THE TASK: Write each line word for word, from the line that contains "OCR this image." through the last line of the material below.
=== DATA TO PROCESS ===
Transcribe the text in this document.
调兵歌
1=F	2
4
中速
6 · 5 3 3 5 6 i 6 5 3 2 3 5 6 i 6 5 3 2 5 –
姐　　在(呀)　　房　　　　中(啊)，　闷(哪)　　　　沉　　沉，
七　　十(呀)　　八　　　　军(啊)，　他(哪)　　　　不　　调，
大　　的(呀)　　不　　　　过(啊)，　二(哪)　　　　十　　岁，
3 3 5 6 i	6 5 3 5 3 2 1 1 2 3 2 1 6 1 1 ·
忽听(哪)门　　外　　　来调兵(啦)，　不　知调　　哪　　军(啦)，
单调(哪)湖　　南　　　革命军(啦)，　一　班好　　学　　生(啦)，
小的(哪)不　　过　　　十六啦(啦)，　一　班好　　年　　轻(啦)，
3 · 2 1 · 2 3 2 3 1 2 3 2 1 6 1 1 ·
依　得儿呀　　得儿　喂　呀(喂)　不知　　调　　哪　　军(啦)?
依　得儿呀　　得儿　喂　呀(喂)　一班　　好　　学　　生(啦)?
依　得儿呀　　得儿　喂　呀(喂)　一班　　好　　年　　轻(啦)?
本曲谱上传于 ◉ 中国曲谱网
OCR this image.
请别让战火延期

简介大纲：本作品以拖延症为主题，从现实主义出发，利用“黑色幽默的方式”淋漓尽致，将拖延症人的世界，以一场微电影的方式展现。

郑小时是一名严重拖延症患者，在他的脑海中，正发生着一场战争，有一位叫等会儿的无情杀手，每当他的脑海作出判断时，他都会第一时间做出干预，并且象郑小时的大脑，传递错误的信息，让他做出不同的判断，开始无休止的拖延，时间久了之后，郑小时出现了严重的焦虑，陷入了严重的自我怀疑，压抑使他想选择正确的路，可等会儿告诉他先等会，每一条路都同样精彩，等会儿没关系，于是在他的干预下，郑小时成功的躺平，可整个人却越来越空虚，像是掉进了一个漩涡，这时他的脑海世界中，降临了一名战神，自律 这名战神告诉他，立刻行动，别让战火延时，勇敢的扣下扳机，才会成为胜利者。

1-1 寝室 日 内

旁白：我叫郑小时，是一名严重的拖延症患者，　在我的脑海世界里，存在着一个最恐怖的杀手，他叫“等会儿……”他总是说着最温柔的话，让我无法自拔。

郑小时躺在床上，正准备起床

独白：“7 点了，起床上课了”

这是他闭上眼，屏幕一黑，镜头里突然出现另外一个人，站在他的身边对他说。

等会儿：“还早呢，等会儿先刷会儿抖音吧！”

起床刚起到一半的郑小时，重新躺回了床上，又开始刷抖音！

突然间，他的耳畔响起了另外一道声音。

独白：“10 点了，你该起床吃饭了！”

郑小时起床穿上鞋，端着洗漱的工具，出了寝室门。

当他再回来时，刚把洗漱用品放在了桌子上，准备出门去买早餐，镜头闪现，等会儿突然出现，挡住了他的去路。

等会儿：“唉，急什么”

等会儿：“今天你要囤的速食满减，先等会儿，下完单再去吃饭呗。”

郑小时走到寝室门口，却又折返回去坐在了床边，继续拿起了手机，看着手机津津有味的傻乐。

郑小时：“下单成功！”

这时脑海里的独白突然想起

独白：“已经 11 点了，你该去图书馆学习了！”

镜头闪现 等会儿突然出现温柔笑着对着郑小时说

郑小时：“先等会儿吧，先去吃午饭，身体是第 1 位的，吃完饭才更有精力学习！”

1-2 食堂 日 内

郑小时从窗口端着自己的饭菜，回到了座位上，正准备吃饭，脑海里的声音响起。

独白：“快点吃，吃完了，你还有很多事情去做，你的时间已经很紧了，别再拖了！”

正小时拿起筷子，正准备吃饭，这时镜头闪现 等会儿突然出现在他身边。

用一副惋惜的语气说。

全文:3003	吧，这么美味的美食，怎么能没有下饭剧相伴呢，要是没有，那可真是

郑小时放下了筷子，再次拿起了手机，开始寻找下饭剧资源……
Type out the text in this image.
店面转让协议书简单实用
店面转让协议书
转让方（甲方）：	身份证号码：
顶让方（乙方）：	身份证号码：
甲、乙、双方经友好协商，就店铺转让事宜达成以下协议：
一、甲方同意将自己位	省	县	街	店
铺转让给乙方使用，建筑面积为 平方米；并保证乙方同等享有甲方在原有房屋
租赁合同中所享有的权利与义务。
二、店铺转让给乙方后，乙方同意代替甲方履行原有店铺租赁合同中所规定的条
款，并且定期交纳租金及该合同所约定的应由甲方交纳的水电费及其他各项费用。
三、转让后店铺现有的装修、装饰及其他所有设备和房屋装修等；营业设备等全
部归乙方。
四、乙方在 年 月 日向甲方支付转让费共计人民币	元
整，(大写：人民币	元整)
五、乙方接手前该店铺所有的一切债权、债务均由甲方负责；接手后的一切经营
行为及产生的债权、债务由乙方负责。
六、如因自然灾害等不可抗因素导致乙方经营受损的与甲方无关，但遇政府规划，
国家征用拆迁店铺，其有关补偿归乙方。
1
===
FULL OUTPUT:
OCR this image.
请别让战火延期

简介大纲：本作品以拖延症为主题，从现实主义出发，利用“黑色幽默的方式”淋漓尽致，将拖延症人的世界，以一场微电影的方式展现。

郑小时是一名严重拖延症患者，在他的脑海中，正发生着一场战争，有一位叫等会儿的无情杀手，每当他的脑海作出判断时，他都会第一时间做出干预，并且象郑小时的大脑，传递错误的信息，让他做出不同的判断，开始无休止的拖延，时间久了之后，郑小时出现了严重的焦虑，陷入了严重的自我怀疑，压抑使他想选择正确的路，可等会儿告诉他先等会，每一条路都同样精彩，等会儿没关系，于是在他的干预下，郑小时成功的躺平，可整个人却越来越空虚，像是掉进了一个漩涡，这时他的脑海世界中，降临了一名战神，自律 这名战神告诉他，立刻行动，别让战火延时，勇敢的扣下扳机，才会成为胜利者。

1-1 寝室 日 内

旁白：我叫郑小时，是一名严重的拖延症患者，　在我的脑海世界里，存在着一个最恐怖的杀手，他叫“等会儿……”他总是说着最温柔的话，让我无法自拔。

郑小时躺在床上，正准备起床

独白：“7 点了，起床上课了”

这是他闭上眼，屏幕一黑，镜头里突然出现另外一个人，站在他的身边对他说。

等会儿：“还早呢，等会儿先刷会儿抖音吧！”

起床刚起到一半的郑小时，重新躺回了床上，又开始刷抖音！

突然间，他的耳畔响起了另外一道声音。

独白：“10 点了，你该起床吃饭了！”

郑小时起床穿上鞋，端着洗漱的工具，出了寝室门。

当他再回来时，刚把洗漱用品放在了桌子上，准备出门去买早餐，镜头闪现，等会儿突然出现，挡住了他的去路。

等会儿：“唉，急什么”

等会儿：“今天你要囤的速食满减，先等会儿，下完单再去吃饭呗。”

郑小时走到寝室门口，却又折返回去坐在了床边，继续拿起了手机，看着手机津津有味的傻乐。

郑小时：“下单成功！”

这时脑海里的独白突然想起

独白：“已经 11 点了，你该去图书馆学习了！”

镜头闪现 等会儿突然出现温柔笑着对着郑小时说

郑小时：“先等会儿吧，先去吃午饭，身体是第 1 位的，吃完饭才更有精力学习！”

1-2 食堂 日 内

郑小时从窗口端着自己的饭菜，回到了座位上，正准备吃饭，脑海里的声音响起。

独白：“快点吃，吃完了，你还有很多事情去做，你的时间已经很紧了，别再拖了！”

正小时拿起筷子，正准备吃饭，这时镜头闪现 等会儿突然出现在他身边。

用一副惋惜的语气说。

全文:3003	吧，这么美味的美食，怎么能没有下饭剧相伴呢，要是没有，那可真是

郑小时放下了筷子，再次拿起了手机，开始寻找下饭剧资源……
Type out the text in this image.
店面转让协议书简单实用
店面转让协议书
转让方（甲方）：	身份证号码：
顶让方（乙方）：	身份证号码：
甲、乙、双方经友好协商，就店铺转让事宜达成以下协议：
一、甲方同意将自己位	省	县	街	店
铺转让给乙方使用，建筑面积为 平方米；并保证乙方同等享有甲方在原有房屋
租赁合同中所享有的权利与义务。
二、店铺转让给乙方后，乙方同意代替甲方履行原有店铺租赁合同中所规定的条
款，并且定期交纳租金及该合同所约定的应由甲方交纳的水电费及其他各项费用。
三、转让后店铺现有的装修、装饰及其他所有设备和房屋装修等；营业设备等全
部归乙方。
四、乙方在 年 月 日向甲方支付转让费共计人民币	元
整，(大写：人民币	元整)
五、乙方接手前该店铺所有的一切债权、债务均由甲方负责；接手后的一切经营
行为及产生的债权、债务由乙方负责。
六、如因自然灾害等不可抗因素导致乙方经营受损的与甲方无关，但遇政府规划，
国家征用拆迁店铺，其有关补偿归乙方。
1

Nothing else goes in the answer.